### Document segment
⁂
Glad you've got a counsellor op. Please try and get to a point where you can leave him - you know really that that's what you need to do.

It's better by far to be a single parent than subject yourself and your children to this kind of abuse. If it was one of your kids in your type of situation what would you want them to do? Would you want them to stay with someone who treated them like this?

FoolNoMore2016 · 17/09/2017 10:27

He did stick to the conditions of the non mol pretty well, only a couple of minor issues when he was drinking excessively. Tbh most of his behaviour is usually due to drinking but he seems to think that because he do not drink every day that he has no alcohol issues. I have learnt to just ignore him when he is drinking, which is hard as I am a speak my mind kind of person. I have also learnt over the past year that it is true that you can't help someone who doesn't want to help themselves.

OP posts:
Emmageddon · 17/09/2017 10:39

Do you want to stay with him?

FoolNoMore2016 · 17/09/2017 10:58

That is a bloody good question. I do care about him and wouldn't wish him any harm, we have been together 21 years and have 3 kids together. I feel guilty about his breakdown last year even though I know it wasn't all down to me. We have no relationship really apart from living together, we sleep in the same bed but have had no psychical relationship for nearly a year. I have asked him to leave a few times but to make him go requires a court order as he is a joint tenant. My life would definitely be less stressful if I were single but I just can't face the fight at the moment, I am so emotionally drained that I am not sleeping much either.

OP posts:
Bluntness100 · 17/09/2017 11:06

Well you're clearly a more tolerant woman than me, it would have been over a long time ago for me.

You're exhausted because of what you're living with. It's a vicious circle. You need to make a decision, you are not responsible for him and uou have a responsibility for yourself and your daughter. She laughed when he said she'd have a new mum last night? You do understand how she's already warped in her view of a loving relationship , she shouldn't have found abuse funny,

For her sake, if not your own, end it. You're bringing her up to believe this is how men behave.

Spangles1963 · 17/09/2017 21:25

I'm at a loss as to understand why the words 'Avoid alcohol' can be interpreted as anything but 'Do not drink any alcohol'. How can he possibly think that it means anything else?!
⁂
### Dataset extract
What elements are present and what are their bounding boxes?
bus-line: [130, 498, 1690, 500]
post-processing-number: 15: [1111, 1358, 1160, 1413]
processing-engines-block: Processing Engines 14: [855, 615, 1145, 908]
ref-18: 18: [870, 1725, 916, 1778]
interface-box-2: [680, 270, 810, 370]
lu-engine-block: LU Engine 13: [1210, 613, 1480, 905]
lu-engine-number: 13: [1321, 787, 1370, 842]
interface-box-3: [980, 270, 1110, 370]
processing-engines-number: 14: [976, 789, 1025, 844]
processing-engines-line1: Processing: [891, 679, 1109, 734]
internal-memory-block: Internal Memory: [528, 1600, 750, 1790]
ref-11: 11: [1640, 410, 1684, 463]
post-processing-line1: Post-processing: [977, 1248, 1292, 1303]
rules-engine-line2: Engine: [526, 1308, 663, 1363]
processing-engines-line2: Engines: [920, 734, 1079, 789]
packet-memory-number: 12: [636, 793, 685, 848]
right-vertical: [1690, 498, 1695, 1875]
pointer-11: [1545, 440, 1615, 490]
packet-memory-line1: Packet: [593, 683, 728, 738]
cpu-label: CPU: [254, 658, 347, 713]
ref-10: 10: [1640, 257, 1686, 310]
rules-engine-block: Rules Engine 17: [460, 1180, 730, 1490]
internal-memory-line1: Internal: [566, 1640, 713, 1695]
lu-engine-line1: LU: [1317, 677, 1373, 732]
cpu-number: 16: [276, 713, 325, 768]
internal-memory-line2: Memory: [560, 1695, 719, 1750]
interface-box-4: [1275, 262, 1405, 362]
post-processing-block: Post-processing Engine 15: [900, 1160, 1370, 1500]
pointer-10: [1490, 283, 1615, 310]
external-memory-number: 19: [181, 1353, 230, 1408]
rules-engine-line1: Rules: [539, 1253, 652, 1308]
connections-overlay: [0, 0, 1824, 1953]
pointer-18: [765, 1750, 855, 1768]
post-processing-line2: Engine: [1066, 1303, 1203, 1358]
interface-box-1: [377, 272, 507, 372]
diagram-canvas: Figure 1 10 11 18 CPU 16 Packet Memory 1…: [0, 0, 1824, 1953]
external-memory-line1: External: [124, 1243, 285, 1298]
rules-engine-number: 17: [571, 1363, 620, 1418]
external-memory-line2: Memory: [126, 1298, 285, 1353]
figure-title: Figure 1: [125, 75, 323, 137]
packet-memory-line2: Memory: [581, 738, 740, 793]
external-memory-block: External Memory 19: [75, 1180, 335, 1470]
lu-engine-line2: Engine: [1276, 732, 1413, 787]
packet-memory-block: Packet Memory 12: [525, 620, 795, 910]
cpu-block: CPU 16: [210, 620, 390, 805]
⁂
### Tasks to carry out
- 1) Name each distinct username shown with a timestamp in the forum thread.
- 2) Reproduce word for word the portion of the forum thread between "Well you're clearly" and "means anything else?!", inclusive.

### Solutions below
- 1)
FoolNoMore2016
Emmageddon
Bluntness100
Spangles1963

- 2)
Well you're clearly a more tolerant woman than me, it would have been over a long time ago for me.

You're exhausted because of what you're living with. It's a vicious circle. You need to make a decision, you are not responsible for him and uou have a responsibility for yourself and your daughter. She laughed when he said she'd have a new mum last night? You do understand how she's already warped in her view of a loving relationship , she shouldn't have found abuse funny,

For her sake, if not your own, end it. You're bringing her up to believe this is how men behave.

Spangles1963 · 17/09/2017 21:25

I'm at a loss as to understand why the words 'Avoid alcohol' can be interpreted as anything but 'Do not drink any alcohol'. How can he possibly think that it means anything else?!